## Your objective
Compute the number of lines that include the string "与上年决算数持平", then output that number and nothing else.

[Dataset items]
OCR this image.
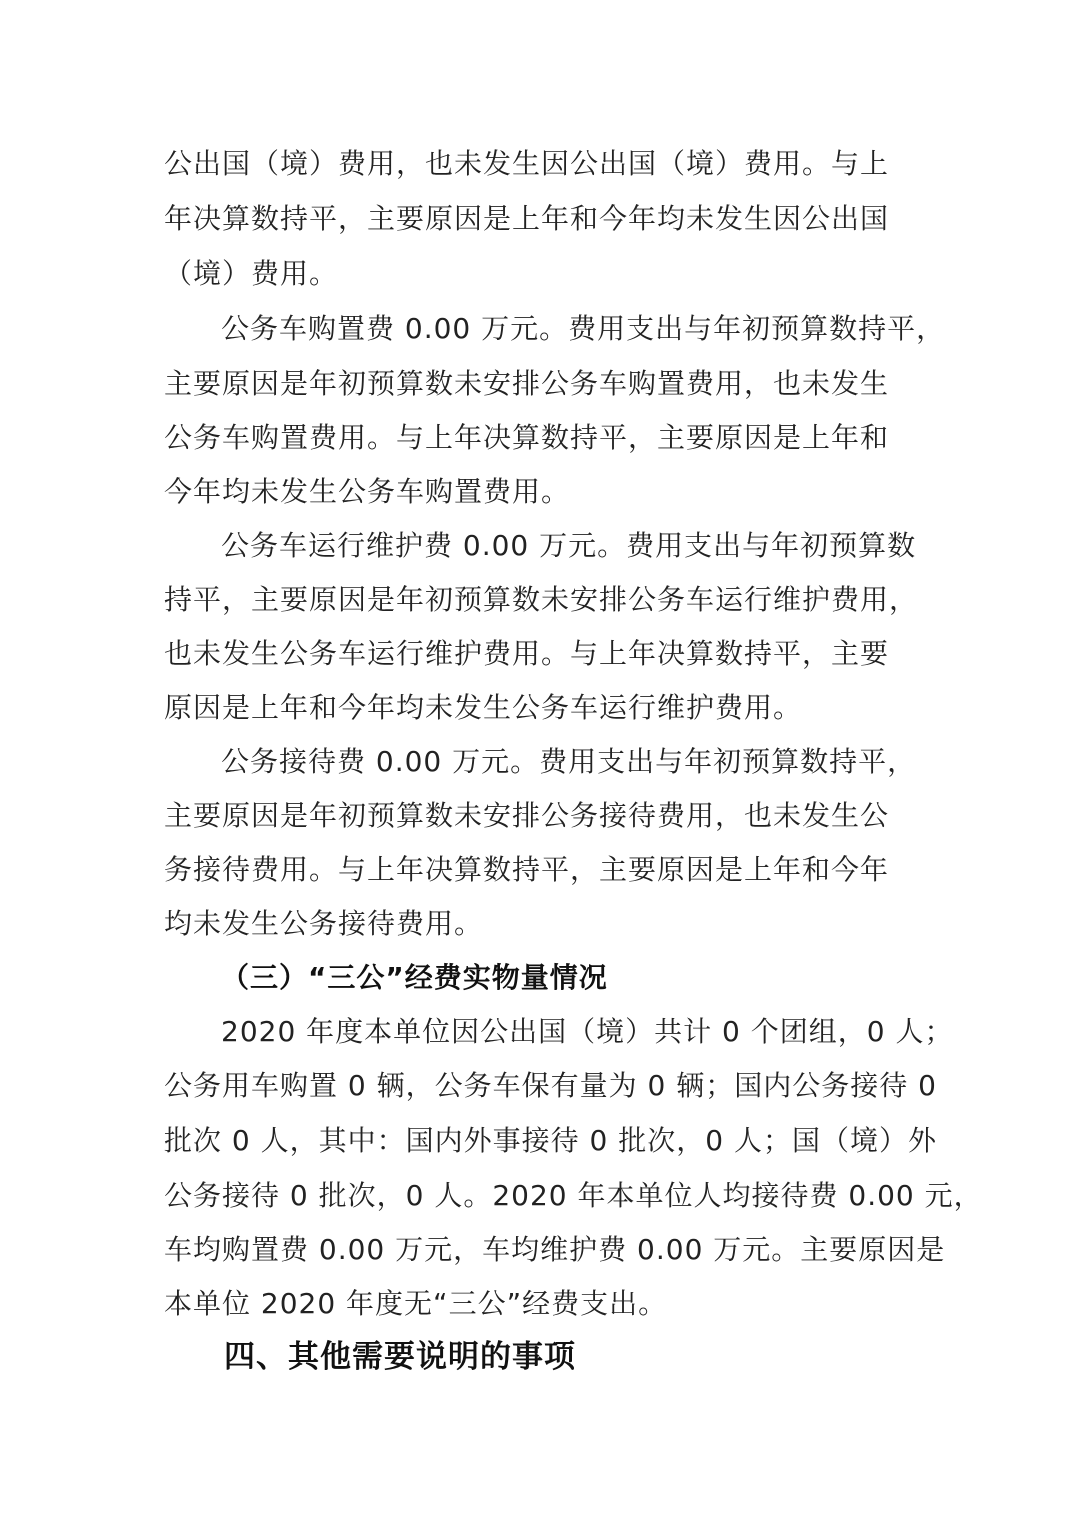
公出国（境）费用，也未发生因公出国（境）费用。与上
年决算数持平，主要原因是上年和今年均未发生因公出国
（境）费用。
公务车购置费 0.00 万元。费用支出与年初预算数持平，
主要原因是年初预算数未安排公务车购置费用，也未发生
公务车购置费用。与上年决算数持平，主要原因是上年和
今年均未发生公务车购置费用。
公务车运行维护费 0.00 万元。费用支出与年初预算数
持平，主要原因是年初预算数未安排公务车运行维护费用，
也未发生公务车运行维护费用。与上年决算数持平，主要
原因是上年和今年均未发生公务车运行维护费用。
公务接待费 0.00 万元。费用支出与年初预算数持平，
主要原因是年初预算数未安排公务接待费用，也未发生公
务接待费用。与上年决算数持平，主要原因是上年和今年
均未发生公务接待费用。
（三）“三公”经费实物量情况
2020 年度本单位因公出国（境）共计 0 个团组，0 人；
公务用车购置 0 辆，公务车保有量为 0 辆；国内公务接待 0
批次 0 人，其中：国内外事接待 0 批次，0 人；国（境）外
公务接待 0 批次，0 人。2020 年本单位人均接待费 0.00 元，
车均购置费 0.00 万元，车均维护费 0.00 万元。主要原因是
本单位 2020 年度无“三公”经费支出。
四、其他需要说明的事项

## Response to the task
3